OBJECTIVE: Copy out the lines from the beginning of the records through the line containing "home-indicator[interactable] <box>164 885", with both of those lines included.

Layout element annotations
# # # #
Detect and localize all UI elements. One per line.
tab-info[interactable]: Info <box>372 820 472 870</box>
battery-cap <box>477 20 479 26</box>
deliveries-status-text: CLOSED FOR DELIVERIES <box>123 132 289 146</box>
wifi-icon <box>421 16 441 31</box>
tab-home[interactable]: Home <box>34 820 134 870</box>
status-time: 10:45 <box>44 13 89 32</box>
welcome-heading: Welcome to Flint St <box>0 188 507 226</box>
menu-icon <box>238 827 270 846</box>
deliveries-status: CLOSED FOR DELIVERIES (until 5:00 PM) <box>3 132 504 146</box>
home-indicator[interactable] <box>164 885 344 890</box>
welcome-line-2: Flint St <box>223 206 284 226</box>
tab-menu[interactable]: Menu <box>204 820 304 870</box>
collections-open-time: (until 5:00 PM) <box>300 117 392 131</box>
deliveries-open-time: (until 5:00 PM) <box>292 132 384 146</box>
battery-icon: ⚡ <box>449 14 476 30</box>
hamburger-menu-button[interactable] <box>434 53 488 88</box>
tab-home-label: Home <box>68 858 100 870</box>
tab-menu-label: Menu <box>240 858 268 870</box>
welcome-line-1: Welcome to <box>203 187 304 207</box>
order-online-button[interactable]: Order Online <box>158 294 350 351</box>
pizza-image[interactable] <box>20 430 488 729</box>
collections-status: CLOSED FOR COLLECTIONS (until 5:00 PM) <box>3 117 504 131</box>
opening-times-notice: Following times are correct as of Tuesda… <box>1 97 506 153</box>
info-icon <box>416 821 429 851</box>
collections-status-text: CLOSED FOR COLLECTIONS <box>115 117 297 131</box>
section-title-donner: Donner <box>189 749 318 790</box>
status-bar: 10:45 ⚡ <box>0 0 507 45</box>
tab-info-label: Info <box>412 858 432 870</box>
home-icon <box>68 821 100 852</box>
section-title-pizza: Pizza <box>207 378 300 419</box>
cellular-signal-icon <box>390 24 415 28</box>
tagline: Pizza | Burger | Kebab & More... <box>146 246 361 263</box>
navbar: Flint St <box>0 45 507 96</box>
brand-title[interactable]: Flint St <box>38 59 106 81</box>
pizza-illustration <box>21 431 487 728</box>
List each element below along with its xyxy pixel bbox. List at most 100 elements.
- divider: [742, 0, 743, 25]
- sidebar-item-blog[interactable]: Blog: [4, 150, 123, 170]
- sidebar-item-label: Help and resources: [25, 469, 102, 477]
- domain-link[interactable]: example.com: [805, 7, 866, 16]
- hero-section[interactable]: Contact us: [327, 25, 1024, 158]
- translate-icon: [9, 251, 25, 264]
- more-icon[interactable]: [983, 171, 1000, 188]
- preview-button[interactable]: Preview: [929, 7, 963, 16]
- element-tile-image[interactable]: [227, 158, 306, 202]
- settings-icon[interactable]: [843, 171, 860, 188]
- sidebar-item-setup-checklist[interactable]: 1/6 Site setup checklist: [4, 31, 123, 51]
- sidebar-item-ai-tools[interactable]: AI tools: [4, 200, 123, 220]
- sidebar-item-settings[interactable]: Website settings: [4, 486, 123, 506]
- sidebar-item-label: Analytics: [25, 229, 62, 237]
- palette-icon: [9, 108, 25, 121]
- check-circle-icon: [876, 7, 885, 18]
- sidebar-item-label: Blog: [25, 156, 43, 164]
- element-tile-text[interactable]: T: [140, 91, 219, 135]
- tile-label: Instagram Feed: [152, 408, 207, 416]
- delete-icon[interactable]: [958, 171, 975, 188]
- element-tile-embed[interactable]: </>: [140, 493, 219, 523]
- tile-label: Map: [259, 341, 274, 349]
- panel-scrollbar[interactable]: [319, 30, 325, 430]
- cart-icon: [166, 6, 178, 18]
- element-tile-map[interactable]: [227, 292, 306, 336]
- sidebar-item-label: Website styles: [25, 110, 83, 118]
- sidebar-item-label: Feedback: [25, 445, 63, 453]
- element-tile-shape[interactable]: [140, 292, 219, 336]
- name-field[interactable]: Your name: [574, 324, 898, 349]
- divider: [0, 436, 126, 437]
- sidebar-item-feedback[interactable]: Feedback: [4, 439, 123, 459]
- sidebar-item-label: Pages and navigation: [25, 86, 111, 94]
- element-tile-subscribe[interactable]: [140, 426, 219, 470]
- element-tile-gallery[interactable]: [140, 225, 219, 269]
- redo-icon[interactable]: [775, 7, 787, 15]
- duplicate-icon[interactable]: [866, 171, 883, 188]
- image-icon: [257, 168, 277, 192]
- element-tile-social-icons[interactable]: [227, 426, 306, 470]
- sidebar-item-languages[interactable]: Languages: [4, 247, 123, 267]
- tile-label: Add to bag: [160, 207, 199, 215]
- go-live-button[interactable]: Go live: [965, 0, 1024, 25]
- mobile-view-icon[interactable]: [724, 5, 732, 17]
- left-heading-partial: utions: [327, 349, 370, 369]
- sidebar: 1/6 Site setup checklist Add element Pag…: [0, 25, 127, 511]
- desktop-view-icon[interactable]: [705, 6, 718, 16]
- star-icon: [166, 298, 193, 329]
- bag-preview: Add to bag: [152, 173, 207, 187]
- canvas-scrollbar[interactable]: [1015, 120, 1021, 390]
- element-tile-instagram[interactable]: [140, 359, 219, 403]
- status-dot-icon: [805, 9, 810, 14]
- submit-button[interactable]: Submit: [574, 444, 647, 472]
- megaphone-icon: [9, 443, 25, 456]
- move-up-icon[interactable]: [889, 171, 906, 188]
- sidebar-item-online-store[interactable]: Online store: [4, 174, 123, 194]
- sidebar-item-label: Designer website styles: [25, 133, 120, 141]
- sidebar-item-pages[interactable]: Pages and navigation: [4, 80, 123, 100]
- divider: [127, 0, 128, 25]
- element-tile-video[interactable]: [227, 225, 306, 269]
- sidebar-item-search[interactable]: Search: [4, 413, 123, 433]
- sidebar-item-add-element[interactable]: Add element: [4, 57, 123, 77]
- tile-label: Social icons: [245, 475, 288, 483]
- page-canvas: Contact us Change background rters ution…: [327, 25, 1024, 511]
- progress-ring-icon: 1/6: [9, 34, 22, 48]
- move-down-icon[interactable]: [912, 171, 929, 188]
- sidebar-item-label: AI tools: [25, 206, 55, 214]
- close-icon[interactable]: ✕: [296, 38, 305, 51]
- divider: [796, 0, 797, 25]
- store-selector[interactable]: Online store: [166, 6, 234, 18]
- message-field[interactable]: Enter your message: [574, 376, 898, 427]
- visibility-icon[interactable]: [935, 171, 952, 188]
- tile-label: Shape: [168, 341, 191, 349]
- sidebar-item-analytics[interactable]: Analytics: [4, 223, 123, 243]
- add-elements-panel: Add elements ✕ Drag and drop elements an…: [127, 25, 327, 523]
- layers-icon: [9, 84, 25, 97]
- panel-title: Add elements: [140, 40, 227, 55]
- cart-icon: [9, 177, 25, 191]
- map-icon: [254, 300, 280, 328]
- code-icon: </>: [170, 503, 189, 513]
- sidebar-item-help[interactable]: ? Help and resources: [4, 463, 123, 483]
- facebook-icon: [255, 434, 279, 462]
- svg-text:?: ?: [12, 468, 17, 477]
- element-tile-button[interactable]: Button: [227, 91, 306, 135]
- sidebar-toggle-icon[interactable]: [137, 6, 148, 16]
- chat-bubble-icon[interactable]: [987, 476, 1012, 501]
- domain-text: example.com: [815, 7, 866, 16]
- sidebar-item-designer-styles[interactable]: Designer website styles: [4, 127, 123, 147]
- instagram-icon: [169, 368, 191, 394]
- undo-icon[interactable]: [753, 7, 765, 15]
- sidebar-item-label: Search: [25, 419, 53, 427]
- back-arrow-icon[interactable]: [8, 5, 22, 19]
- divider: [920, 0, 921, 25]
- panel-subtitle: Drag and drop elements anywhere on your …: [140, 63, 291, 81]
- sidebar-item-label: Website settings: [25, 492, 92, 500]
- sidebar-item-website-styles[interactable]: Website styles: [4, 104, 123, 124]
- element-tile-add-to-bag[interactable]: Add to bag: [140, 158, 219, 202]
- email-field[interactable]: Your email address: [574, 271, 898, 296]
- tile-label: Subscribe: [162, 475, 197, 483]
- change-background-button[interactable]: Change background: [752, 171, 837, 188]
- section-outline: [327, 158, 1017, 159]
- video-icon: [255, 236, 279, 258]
# # # #
TASK OUTPUT:
Detect and localize all UI elements. One per line.
tab-info[interactable]: Info <box>372 820 472 870</box>
battery-cap <box>477 20 479 26</box>
deliveries-status-text: CLOSED FOR DELIVERIES <box>123 132 289 146</box>
wifi-icon <box>421 16 441 31</box>
tab-home[interactable]: Home <box>34 820 134 870</box>
status-time: 10:45 <box>44 13 89 32</box>
welcome-heading: Welcome to Flint St <box>0 188 507 226</box>
menu-icon <box>238 827 270 846</box>
deliveries-status: CLOSED FOR DELIVERIES (until 5:00 PM) <box>3 132 504 146</box>
home-indicator[interactable] <box>164 885 344 890</box>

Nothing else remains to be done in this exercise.